*SHORT EXERCISE*. State how many lines of the records contain the string "name", and give no other information.
— BEGIN —
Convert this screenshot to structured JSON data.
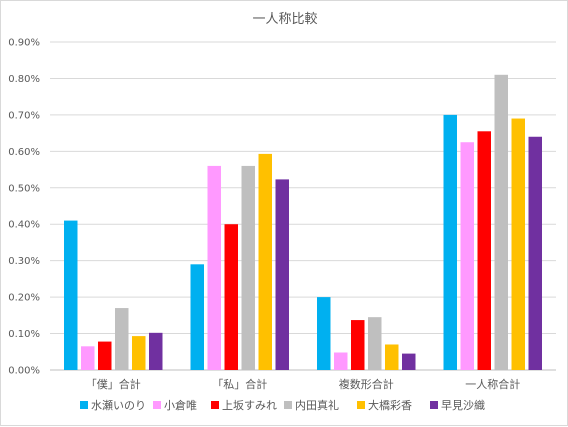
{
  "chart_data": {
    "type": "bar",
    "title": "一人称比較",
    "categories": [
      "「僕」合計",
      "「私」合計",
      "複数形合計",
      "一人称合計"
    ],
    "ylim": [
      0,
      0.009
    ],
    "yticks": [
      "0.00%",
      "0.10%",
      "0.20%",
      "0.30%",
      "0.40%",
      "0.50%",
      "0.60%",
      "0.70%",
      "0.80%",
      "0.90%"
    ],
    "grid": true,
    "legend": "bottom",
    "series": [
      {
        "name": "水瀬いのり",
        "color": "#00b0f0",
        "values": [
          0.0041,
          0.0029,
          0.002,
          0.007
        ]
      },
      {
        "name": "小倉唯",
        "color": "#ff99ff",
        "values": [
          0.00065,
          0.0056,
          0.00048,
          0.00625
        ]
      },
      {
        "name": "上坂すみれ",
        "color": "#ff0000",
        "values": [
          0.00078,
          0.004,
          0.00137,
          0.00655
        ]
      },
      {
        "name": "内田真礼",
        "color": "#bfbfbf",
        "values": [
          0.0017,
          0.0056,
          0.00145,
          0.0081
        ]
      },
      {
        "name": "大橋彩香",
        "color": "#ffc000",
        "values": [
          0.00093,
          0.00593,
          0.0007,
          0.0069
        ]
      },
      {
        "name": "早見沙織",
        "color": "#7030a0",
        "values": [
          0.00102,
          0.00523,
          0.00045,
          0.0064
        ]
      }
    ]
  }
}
— END —
*RESULT*. 6